*Directions for this task:*
Name every piece of equipment that the text on the Aarhus University wireless transceiver laboratory lists as part of the laboratory's technology.

*Passage given:*
Professor Domenico Zito will head the research activities of the new Wireless Transceiver Laboratory at Aarhus University. He is an expert in wireless technologies and has international experience both in academic and industrial research and developments. This includes being part of teams behind the first industrial developments of modern short-range wireless systems.
With a new university laboratory, researchers can boost their experimental work with wireless technologies for future networks that effectively and rapidly communicate large amounts of data.
Aarhus University has established one of the world’s most advanced wireless transceiver laboratories, which will help researchers to create new knowledge about future wireless technologies operating at extremely high frequencies in both microwave and millimeter-wave spectra.
One of their most notable research objectives is to develop new radio technologies and thereby devices and methods to transfer large amounts of mobile data at significantly higher speeds than is possible today.
The laboratory is equipped with state-of-the-art technology that includes vector network analysers, signal spectrum analysers, micro-probing stations, noise figure meters, and a noise signal source – all of which can help investigating and solving major scientific challenges regarding future wireless connectivity and contactless sensing applications.
“Working with high frequencies requires specialised and expensive equipment, and it is absolutely crucial for being at the forefront of developing the technologies that can unfold the full potential of the Internet of Things in the time ahead. Our greatest innovation challenge is to create high-capacity, energy-efficient wireless transceivers that can enable data transmissions from several devices at a magnitude we can’t do today. We’re heading towards a future Internet with high-volume data traffic where machines sense physical parameters of the surrounding environment, communicate with each other and exchange data, thereby making an unprecedented amount of distributed intelligence and automation possible,” says Professor Domenico Zito.

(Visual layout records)

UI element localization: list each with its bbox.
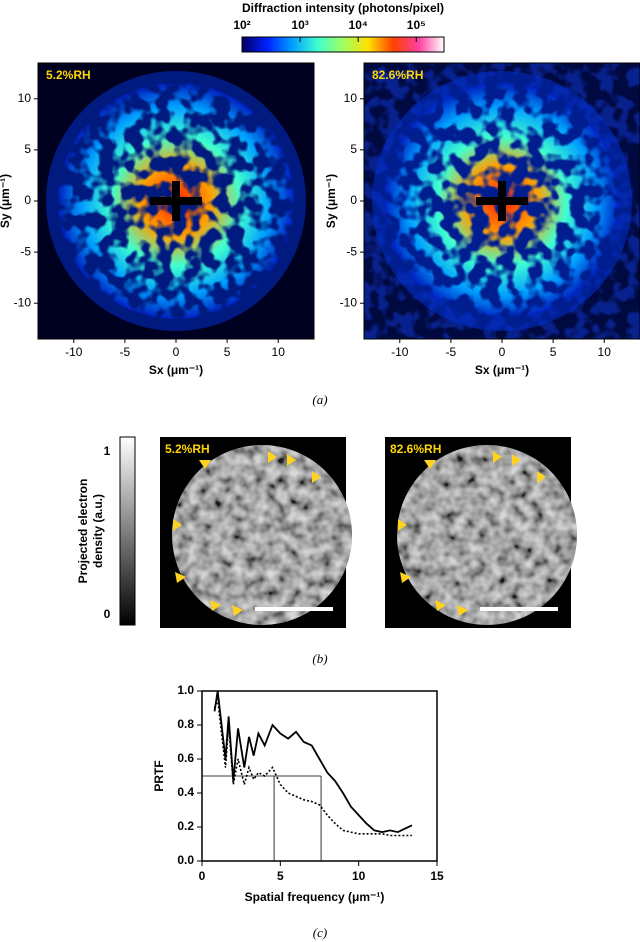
arrowhead <box>435 600 446 611</box>
x-axis-label: Sx (μm⁻¹) <box>475 363 529 377</box>
x-axis-label: Sx (μm⁻¹) <box>149 363 203 377</box>
arrowhead <box>400 572 411 583</box>
colorbar-title: Diffraction intensity (photons/pixel) <box>242 1 444 15</box>
arrowhead <box>457 605 468 616</box>
arrowhead <box>398 519 407 531</box>
particle <box>397 445 577 625</box>
arrowhead <box>424 460 436 469</box>
x-tick-label: 10 <box>272 345 286 359</box>
panel-letter: (c) <box>313 925 327 940</box>
beamstop-v <box>498 181 506 221</box>
prtf-line <box>213 699 412 837</box>
arrowhead <box>199 460 211 469</box>
y-axis-label: Sy (μm⁻¹) <box>0 174 12 228</box>
scale-bar <box>255 607 333 611</box>
x-tick-label: 10 <box>598 345 612 359</box>
y-tick-label: 0 <box>24 193 31 207</box>
arrowhead <box>312 471 321 483</box>
y-axis-label: Sy (μm⁻¹) <box>324 174 338 228</box>
y-tick-label: 0.2 <box>177 819 194 833</box>
colorbar-title: Projected electron <box>76 479 90 584</box>
arrowhead <box>268 451 277 463</box>
particle <box>172 445 352 625</box>
arrowhead <box>232 605 243 616</box>
arrowhead <box>287 454 296 466</box>
x-tick-label: -5 <box>446 345 457 359</box>
prtf-line <box>213 690 413 834</box>
x-tick-label: 5 <box>277 869 284 883</box>
y-tick-label: 0 <box>350 193 357 207</box>
x-tick-label: 0 <box>199 869 206 883</box>
x-tick-label: -5 <box>120 345 131 359</box>
x-tick-label: 5 <box>550 345 557 359</box>
colorbar <box>119 436 136 626</box>
y-tick-label: 0.0 <box>177 853 194 867</box>
x-tick-label: 0 <box>173 345 180 359</box>
colorbar-tick-label: 0 <box>104 607 111 621</box>
colorbar-tick-label: 10³ <box>291 18 308 32</box>
colorbar <box>241 36 445 53</box>
arrowhead <box>210 600 221 611</box>
y-tick-label: -5 <box>346 244 357 258</box>
arrowhead <box>173 519 182 531</box>
scale-bar <box>480 607 558 611</box>
x-tick-label: 5 <box>224 345 231 359</box>
y-tick-label: 0.6 <box>177 751 194 765</box>
x-axis-label: Spatial frequency (μm⁻¹) <box>245 890 385 904</box>
y-tick-label: -5 <box>20 244 31 258</box>
arrowhead <box>175 572 186 583</box>
x-tick-label: -10 <box>391 345 409 359</box>
y-tick-label: 10 <box>18 91 32 105</box>
y-tick-label: 0.4 <box>177 785 194 799</box>
panel-letter: (a) <box>312 392 327 407</box>
x-tick-label: 15 <box>430 869 444 883</box>
y-tick-label: 5 <box>350 142 357 156</box>
x-tick-label: 10 <box>352 869 366 883</box>
panel-label: 82.6%RH <box>372 68 423 82</box>
arrowhead <box>512 454 521 466</box>
panel-label: 5.2%RH <box>46 68 91 82</box>
y-tick-label: -10 <box>340 295 358 309</box>
colorbar-title: density (a.u.) <box>91 494 105 568</box>
panel-label: 5.2%RH <box>165 442 210 456</box>
y-tick-label: 5 <box>24 142 31 156</box>
colorbar-tick-label: 10⁵ <box>407 18 426 32</box>
x-tick-label: 0 <box>499 345 506 359</box>
panel-letter: (b) <box>312 651 327 666</box>
panel-label: 82.6%RH <box>390 442 441 456</box>
beamstop-v <box>172 181 180 221</box>
colorbar-tick-label: 10⁴ <box>349 18 368 32</box>
arrowhead <box>493 451 502 463</box>
y-axis-label: PRTF <box>152 760 166 791</box>
x-tick-label: -10 <box>65 345 83 359</box>
y-tick-label: 10 <box>344 91 358 105</box>
y-tick-label: 0.8 <box>177 717 194 731</box>
colorbar-tick-label: 10² <box>233 18 250 32</box>
y-tick-label: 1.0 <box>177 683 194 697</box>
y-tick-label: -10 <box>14 295 32 309</box>
colorbar-tick-label: 1 <box>104 444 111 458</box>
arrowhead <box>537 471 546 483</box>
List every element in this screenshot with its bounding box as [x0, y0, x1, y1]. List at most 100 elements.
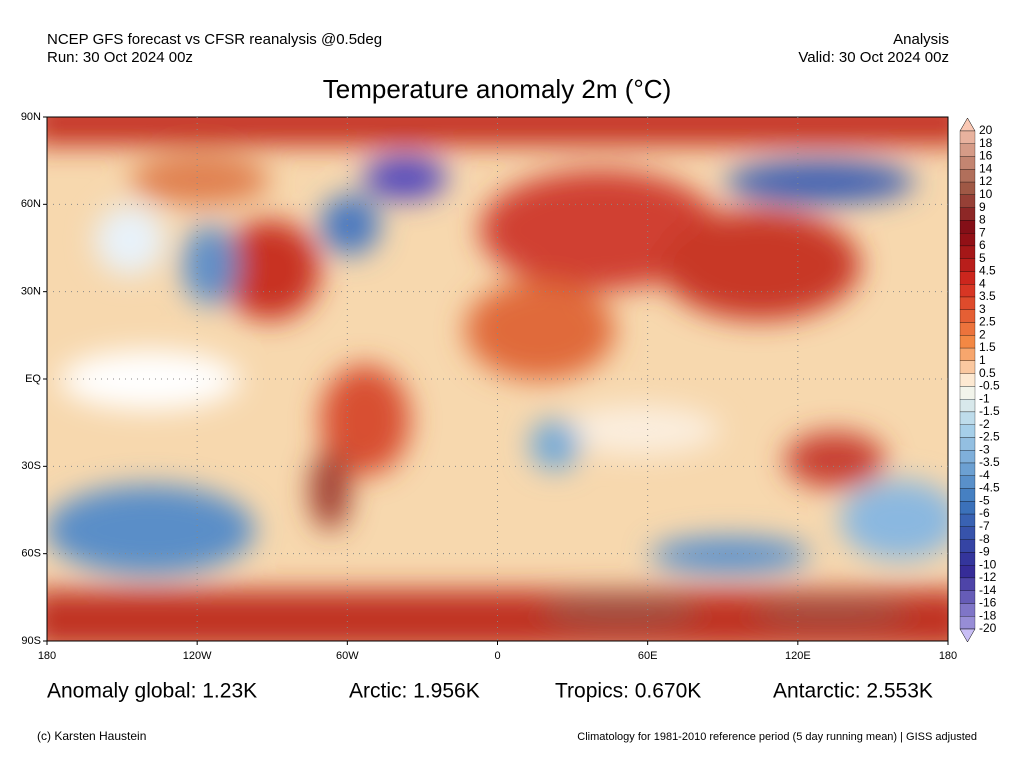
colorbar-box — [959, 565, 976, 579]
colorbar-box — [959, 143, 976, 157]
run-time: Run: 30 Oct 2024 00z — [47, 49, 193, 66]
colorbar-box — [959, 513, 976, 527]
colorbar-label: -12 — [979, 570, 997, 584]
colorbar-box — [959, 475, 976, 489]
colorbar-box — [959, 539, 976, 553]
colorbar-label: -8 — [979, 532, 990, 546]
colorbar-label: 5 — [979, 251, 986, 265]
colorbar-box — [959, 296, 976, 310]
kind: Analysis — [893, 31, 949, 48]
colorbar-label: 0.5 — [979, 366, 996, 380]
colorbar-box — [959, 233, 976, 247]
lon-label: 180 — [38, 650, 56, 662]
stat-arctic: Arctic: 1.956K — [349, 680, 480, 703]
colorbar-label: 7 — [979, 225, 986, 239]
colorbar-label: 6 — [979, 238, 986, 252]
colorbar-box — [959, 399, 976, 413]
colorbar-box — [959, 181, 976, 195]
lon-label: 120W — [183, 650, 212, 662]
lon-label: 60W — [336, 650, 359, 662]
colorbar-label: 1 — [979, 353, 986, 367]
colorbar-box — [959, 424, 976, 438]
colorbar-label: -7 — [979, 519, 990, 533]
source: NCEP GFS forecast vs CFSR reanalysis @0.… — [47, 31, 382, 48]
colorbar-box — [959, 347, 976, 361]
colorbar-label: -4.5 — [979, 481, 1000, 495]
colorbar-label: 1.5 — [979, 340, 996, 354]
lon-label: 180 — [939, 650, 957, 662]
colorbar-label: 10 — [979, 187, 993, 201]
lat-label: 60N — [21, 198, 41, 210]
colorbar-label: -3.5 — [979, 455, 1000, 469]
colorbar-label: -16 — [979, 596, 997, 610]
lat-label: 30N — [21, 286, 41, 298]
colorbar-box — [959, 450, 976, 464]
colorbar-box — [959, 309, 976, 323]
lon-label: 60E — [638, 650, 658, 662]
colorbar-box — [959, 169, 976, 183]
colorbar-label: 2 — [979, 327, 986, 341]
colorbar: 201816141210987654.543.532.521.510.5-0.5… — [959, 117, 1000, 643]
colorbar-box — [959, 194, 976, 208]
colorbar-end-top — [959, 117, 976, 132]
note: Climatology for 1981-2010 reference peri… — [577, 731, 977, 743]
colorbar-label: 9 — [979, 200, 986, 214]
colorbar-box — [959, 220, 976, 234]
lat-label: 30S — [21, 460, 41, 472]
colorbar-label: 18 — [979, 136, 993, 150]
map — [47, 117, 948, 641]
colorbar-label: -6 — [979, 506, 990, 520]
colorbar-box — [959, 526, 976, 540]
colorbar-label: -1 — [979, 391, 990, 405]
colorbar-label: -10 — [979, 557, 997, 571]
colorbar-label: 4 — [979, 276, 986, 290]
colorbar-box — [959, 271, 976, 285]
colorbar-box — [959, 437, 976, 451]
title: Temperature anomaly 2m (°C) — [323, 74, 672, 104]
stat-tropics: Tropics: 0.670K — [555, 680, 701, 703]
colorbar-label: -0.5 — [979, 379, 1000, 393]
colorbar-box — [959, 322, 976, 336]
colorbar-box — [959, 335, 976, 349]
colorbar-box — [959, 386, 976, 400]
colorbar-label: 2.5 — [979, 315, 996, 329]
colorbar-box — [959, 488, 976, 502]
colorbar-box — [959, 603, 976, 617]
lat-label: 90N — [21, 111, 41, 123]
colorbar-label: 20 — [979, 123, 993, 137]
colorbar-label: 4.5 — [979, 264, 996, 278]
valid-time: Valid: 30 Oct 2024 00z — [798, 49, 949, 66]
lat-label: EQ — [25, 373, 41, 385]
colorbar-box — [959, 462, 976, 476]
graticule: 90N 60N 30N EQ 30S 60S 90S 180 120W 60W 0 60E 120E 18… — [21, 111, 957, 662]
colorbar-box — [959, 156, 976, 170]
colorbar-label: -1.5 — [979, 404, 1000, 418]
colorbar-label: -14 — [979, 583, 997, 597]
stat-global: Anomaly global: 1.23K — [47, 680, 257, 703]
colorbar-box — [959, 373, 976, 387]
colorbar-box — [959, 284, 976, 298]
colorbar-label: 12 — [979, 174, 993, 188]
colorbar-box — [959, 501, 976, 515]
colorbar-label: -20 — [979, 621, 997, 635]
lon-label: 120E — [785, 650, 811, 662]
colorbar-label: -5 — [979, 493, 990, 507]
colorbar-box — [959, 552, 976, 566]
colorbar-label: -4 — [979, 468, 990, 482]
colorbar-label: 8 — [979, 213, 986, 227]
colorbar-box — [959, 577, 976, 591]
lon-label: 0 — [494, 650, 500, 662]
credit: (c) Karsten Haustein — [37, 729, 146, 743]
colorbar-label: 14 — [979, 161, 993, 175]
lat-label: 60S — [21, 548, 41, 560]
colorbar-label: -3 — [979, 442, 990, 456]
stat-antarctic: Antarctic: 2.553K — [773, 680, 933, 703]
lat-label: 90S — [21, 635, 41, 647]
colorbar-end-bottom — [959, 628, 976, 643]
colorbar-box — [959, 411, 976, 425]
colorbar-label: -2 — [979, 417, 990, 431]
colorbar-label: 3 — [979, 302, 986, 316]
colorbar-box — [959, 590, 976, 604]
colorbar-box — [959, 360, 976, 374]
colorbar-box — [959, 245, 976, 259]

*Full solution:*
- Vector network analysers
- Signal spectrum analysers
- Micro-probing stations
- Noise figure meters
- A noise signal source